• WRITTEN EXERCISE
Put each line of the material below into a Markdown table with the columns Row and Line, numbering the rows and skipping blank lines. Omit the pictures.

Dataset rows:
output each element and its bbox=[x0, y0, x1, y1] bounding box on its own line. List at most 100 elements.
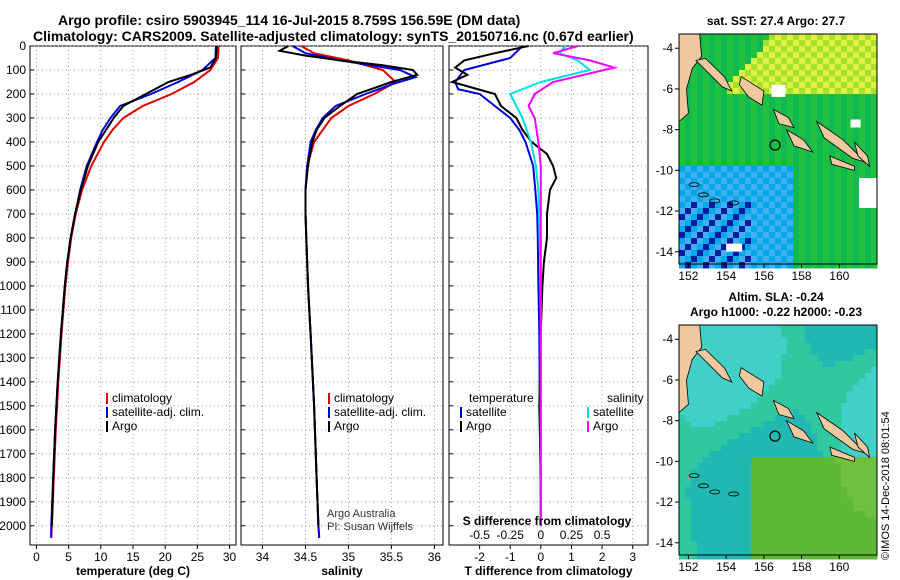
sla-map-cell bbox=[865, 535, 872, 542]
sst-map-cell bbox=[721, 208, 728, 215]
sla-map-cell bbox=[811, 487, 818, 494]
sst-map-cell bbox=[751, 34, 758, 41]
sst-map-cell bbox=[847, 106, 854, 113]
sst-map-cell bbox=[871, 106, 878, 113]
sla-map-cell bbox=[685, 391, 692, 398]
sst-map-cell bbox=[793, 256, 800, 263]
sla-map-cell bbox=[733, 487, 740, 494]
sst-map-cell bbox=[745, 190, 752, 197]
sst-map-nodata bbox=[726, 243, 743, 252]
sst-map-cell bbox=[817, 94, 824, 101]
sla-map-cell bbox=[679, 529, 686, 536]
sla-map-cell bbox=[757, 451, 764, 458]
sst-map-cell bbox=[697, 196, 704, 203]
sla-map-cell bbox=[799, 337, 806, 344]
sla-map-cell bbox=[859, 427, 866, 434]
sst-map-cell bbox=[799, 220, 806, 227]
sst-map-cell bbox=[853, 256, 860, 263]
sla-map-cell bbox=[685, 415, 692, 422]
sla-map-cell bbox=[685, 379, 692, 386]
sst-map-cell bbox=[805, 106, 812, 113]
sla-map-cell bbox=[787, 463, 794, 470]
sst-map-cell bbox=[769, 214, 776, 221]
sla-map-cell bbox=[793, 337, 800, 344]
sla-map-cell bbox=[709, 409, 716, 416]
sla-map-cell bbox=[865, 403, 872, 410]
depth-tick-label: 1000 bbox=[0, 279, 26, 293]
sst-map-cell bbox=[739, 214, 746, 221]
sst-map-cell bbox=[727, 124, 734, 131]
sst-map-cell bbox=[733, 142, 740, 149]
sla-map-cell bbox=[841, 517, 848, 524]
sst-map-cell bbox=[823, 124, 830, 131]
sla-map-cell bbox=[817, 463, 824, 470]
sla-map-cell bbox=[715, 427, 722, 434]
sst-map-cell bbox=[799, 178, 806, 185]
series-line-argo bbox=[50, 45, 218, 526]
sla-map-cell bbox=[685, 403, 692, 410]
sst-map-cell bbox=[733, 196, 740, 203]
sla-map-cell bbox=[787, 343, 794, 350]
sst-map-cell bbox=[685, 238, 692, 245]
sst-map-cell bbox=[781, 232, 788, 239]
sst-map-cell bbox=[733, 106, 740, 113]
sst-map-cell bbox=[865, 250, 872, 257]
sla-map-cell bbox=[727, 331, 734, 338]
sla-map-cell bbox=[805, 373, 812, 380]
sla-map-cell bbox=[811, 541, 818, 548]
sst-map-cell bbox=[697, 88, 704, 95]
sst-map-cell bbox=[775, 124, 782, 131]
sla-map-cell bbox=[733, 415, 740, 422]
sst-map-cell bbox=[679, 160, 686, 167]
sst-map-cell bbox=[727, 190, 734, 197]
sla-map-cell bbox=[703, 505, 710, 512]
sla-map-cell bbox=[709, 535, 716, 542]
sla-map-cell bbox=[691, 445, 698, 452]
sst-map-cell bbox=[775, 64, 782, 71]
sst-map-cell bbox=[721, 70, 728, 77]
sst-map-cell bbox=[793, 88, 800, 95]
sla-map-cell bbox=[745, 553, 752, 560]
sla-map-cell bbox=[841, 553, 848, 560]
sla-map-cell bbox=[829, 487, 836, 494]
sla-map-cell bbox=[853, 547, 860, 554]
sst-map-cell bbox=[679, 214, 686, 221]
sla-map-cell bbox=[715, 409, 722, 416]
sla-map-cell bbox=[811, 331, 818, 338]
sst-map-cell bbox=[685, 232, 692, 239]
sst-map-cell bbox=[691, 100, 698, 107]
sla-map-cell bbox=[733, 391, 740, 398]
sst-map-cell bbox=[715, 136, 722, 143]
sst-map-cell bbox=[871, 196, 878, 203]
sla-map-cell bbox=[793, 535, 800, 542]
sla-map-cell bbox=[847, 367, 854, 374]
sst-map-cell bbox=[817, 184, 824, 191]
sst-map-cell bbox=[739, 172, 746, 179]
depth-tick-label: 1700 bbox=[0, 447, 26, 461]
sst-map-cell bbox=[835, 190, 842, 197]
sst-map-cell bbox=[799, 232, 806, 239]
sla-map-cell bbox=[679, 451, 686, 458]
sla-map-cell bbox=[781, 337, 788, 344]
sst-map-cell bbox=[769, 40, 776, 47]
sla-map-cell bbox=[679, 427, 686, 434]
sla-map-cell bbox=[763, 481, 770, 488]
sst-map-cell bbox=[787, 88, 794, 95]
sst-map-cell bbox=[751, 256, 758, 263]
sst-map-cell bbox=[727, 34, 734, 41]
sla-map-cell bbox=[793, 349, 800, 356]
sla-map-cell bbox=[715, 535, 722, 542]
sst-map-cell bbox=[733, 34, 740, 41]
sst-map-cell bbox=[697, 118, 704, 125]
sla-map-cell bbox=[817, 439, 824, 446]
sla-map-cell bbox=[721, 457, 728, 464]
sla-map-cell bbox=[763, 367, 770, 374]
sst-map-cell bbox=[817, 70, 824, 77]
sla-map-cell bbox=[835, 415, 842, 422]
sla-map-cell bbox=[757, 511, 764, 518]
sla-map-cell bbox=[709, 517, 716, 524]
sst-map-cell bbox=[721, 88, 728, 95]
sla-map-cell bbox=[781, 343, 788, 350]
sla-map-cell bbox=[775, 463, 782, 470]
sst-map-cell bbox=[829, 226, 836, 233]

• THE OUTPUT
| Row | Line |
|---|---|
| 1 | output each element and its bbox=[x0, y0, x1, y1] bounding box on its own line. List at most 100 elements. |
| 2 | sla-map-cell bbox=[865, 535, 872, 542] |
| 3 | sst-map-cell bbox=[721, 208, 728, 215] |
| 4 | sla-map-cell bbox=[811, 487, 818, 494] |
| 5 | sst-map-cell bbox=[751, 34, 758, 41] |
| 6 | sst-map-cell bbox=[847, 106, 854, 113] |
| 7 | sst-map-cell bbox=[871, 106, 878, 113] |
| 8 | sla-map-cell bbox=[685, 391, 692, 398] |
| 9 | sst-map-cell bbox=[793, 256, 800, 263] |
| 10 | sla-map-cell bbox=[733, 487, 740, 494] |
| 11 | sst-map-cell bbox=[745, 190, 752, 197] |
| 12 | sst-map-nodata bbox=[726, 243, 743, 252] |
| 13 | sst-map-cell bbox=[817, 94, 824, 101] |
| 14 | sla-map-cell bbox=[679, 529, 686, 536] |
| 15 | sla-map-cell bbox=[757, 451, 764, 458] |
| 16 | sst-map-cell bbox=[697, 196, 704, 203] |
| 17 | sla-map-cell bbox=[799, 337, 806, 344] |
| 18 | sla-map-cell bbox=[859, 427, 866, 434] |
| 19 | sst-map-cell bbox=[799, 220, 806, 227] |
| 20 | sst-map-cell bbox=[853, 256, 860, 263] |
| 21 | sla-map-cell bbox=[685, 415, 692, 422] |
| 22 | sla-map-cell bbox=[685, 379, 692, 386] |
| 23 | sst-map-cell bbox=[805, 106, 812, 113] |
| 24 | sla-map-cell bbox=[787, 463, 794, 470] |
| 25 | sst-map-cell bbox=[769, 214, 776, 221] |
| 26 | sla-map-cell bbox=[793, 337, 800, 344] |
| 27 | sla-map-cell bbox=[709, 409, 716, 416] |
| 28 | sla-map-cell bbox=[865, 403, 872, 410] |
| 29 | depth-tick-label: 1000 bbox=[0, 279, 26, 293] |
| 30 | sst-map-cell bbox=[739, 214, 746, 221] |
| 31 | sst-map-cell bbox=[727, 124, 734, 131] |
| 32 | sst-map-cell bbox=[733, 142, 740, 149] |
| 33 | sla-map-cell bbox=[841, 517, 848, 524] |
| 34 | sst-map-cell bbox=[823, 124, 830, 131] |
| 35 | sla-map-cell bbox=[817, 463, 824, 470] |
| 36 | sla-map-cell bbox=[715, 427, 722, 434] |
| 37 | sst-map-cell bbox=[799, 178, 806, 185] |
| 38 | series-line-argo bbox=[50, 45, 218, 526] |
| 39 | sla-map-cell bbox=[685, 403, 692, 410] |
| 40 | sst-map-cell bbox=[733, 196, 740, 203] |
| 41 | sla-map-cell bbox=[787, 343, 794, 350] |
| 42 | sst-map-cell bbox=[685, 238, 692, 245] |
| 43 | sst-map-cell bbox=[781, 232, 788, 239] |
| 44 | sst-map-cell bbox=[733, 106, 740, 113] |
| 45 | sst-map-cell bbox=[865, 250, 872, 257] |
| 46 | sla-map-cell bbox=[727, 331, 734, 338] |
| 47 | sla-map-cell bbox=[805, 373, 812, 380] |
| 48 | sla-map-cell bbox=[811, 541, 818, 548] |
| 49 | sst-map-cell bbox=[697, 88, 704, 95] |
| 50 | sst-map-cell bbox=[775, 124, 782, 131] |
| 51 | sla-map-cell bbox=[733, 415, 740, 422] |
| 52 | sst-map-cell bbox=[679, 160, 686, 167] |
| 53 | sst-map-cell bbox=[727, 190, 734, 197] |
| 54 | sla-map-cell bbox=[703, 505, 710, 512] |
| 55 | sla-map-cell bbox=[709, 535, 716, 542] |
| 56 | sla-map-cell bbox=[691, 445, 698, 452] |
| 57 | sst-map-cell bbox=[775, 64, 782, 71] |
| 58 | sst-map-cell bbox=[721, 70, 728, 77] |
| 59 | sst-map-cell bbox=[793, 88, 800, 95] |
| 60 | sla-map-cell bbox=[745, 553, 752, 560] |
| 61 | sla-map-cell bbox=[841, 553, 848, 560] |
| 62 | sla-map-cell bbox=[829, 487, 836, 494] |
| 63 | sla-map-cell bbox=[853, 547, 860, 554] |
| 64 | sst-map-cell bbox=[679, 214, 686, 221] |
| 65 | sla-map-cell bbox=[715, 409, 722, 416] |
| 66 | sla-map-cell bbox=[811, 331, 818, 338] |
| 67 | sst-map-cell bbox=[685, 232, 692, 239] |
| 68 | sst-map-cell bbox=[691, 100, 698, 107] |
| 69 | sla-map-cell bbox=[733, 391, 740, 398] |
| 70 | sst-map-cell bbox=[715, 136, 722, 143] |
| 71 | sst-map-cell bbox=[871, 196, 878, 203] |
| 72 | sla-map-cell bbox=[793, 535, 800, 542] |
| 73 | sla-map-cell bbox=[847, 367, 854, 374] |
| 74 | sst-map-cell bbox=[817, 184, 824, 191] |
| 75 | sst-map-cell bbox=[739, 172, 746, 179] |
| 76 | depth-tick-label: 1700 bbox=[0, 447, 26, 461] |
| 77 | sst-map-cell bbox=[835, 190, 842, 197] |
| 78 | sst-map-cell bbox=[799, 232, 806, 239] |
| 79 | sla-map-cell bbox=[679, 451, 686, 458] |
| 80 | sla-map-cell bbox=[781, 337, 788, 344] |
| 81 | sst-map-cell bbox=[769, 40, 776, 47] |
| 82 | sla-map-cell bbox=[679, 427, 686, 434] |
| 83 | sla-map-cell bbox=[763, 481, 770, 488] |
| 84 | sst-map-cell bbox=[787, 88, 794, 95] |
| 85 | sst-map-cell bbox=[751, 256, 758, 263] |
| 86 | sst-map-cell bbox=[727, 34, 734, 41] |
| 87 | sla-map-cell bbox=[793, 349, 800, 356] |
| 88 | sla-map-cell bbox=[715, 535, 722, 542] |
| 89 | sst-map-cell bbox=[733, 34, 740, 41] |
| 90 | sst-map-cell bbox=[697, 118, 704, 125] |
| 91 | sla-map-cell bbox=[817, 439, 824, 446] |
| 92 | sla-map-cell bbox=[721, 457, 728, 464] |
| 93 | sla-map-cell bbox=[763, 367, 770, 374] |
| 94 | sst-map-cell bbox=[817, 70, 824, 77] |
| 95 | sla-map-cell bbox=[835, 415, 842, 422] |
| 96 | sla-map-cell bbox=[757, 511, 764, 518] |
| 97 | sla-map-cell bbox=[709, 517, 716, 524] |
| 98 | sst-map-cell bbox=[721, 88, 728, 95] |
| 99 | sla-map-cell bbox=[781, 343, 788, 350] |
| 100 | sla-map-cell bbox=[775, 463, 782, 470] |
| 101 | sst-map-cell bbox=[829, 226, 836, 233] |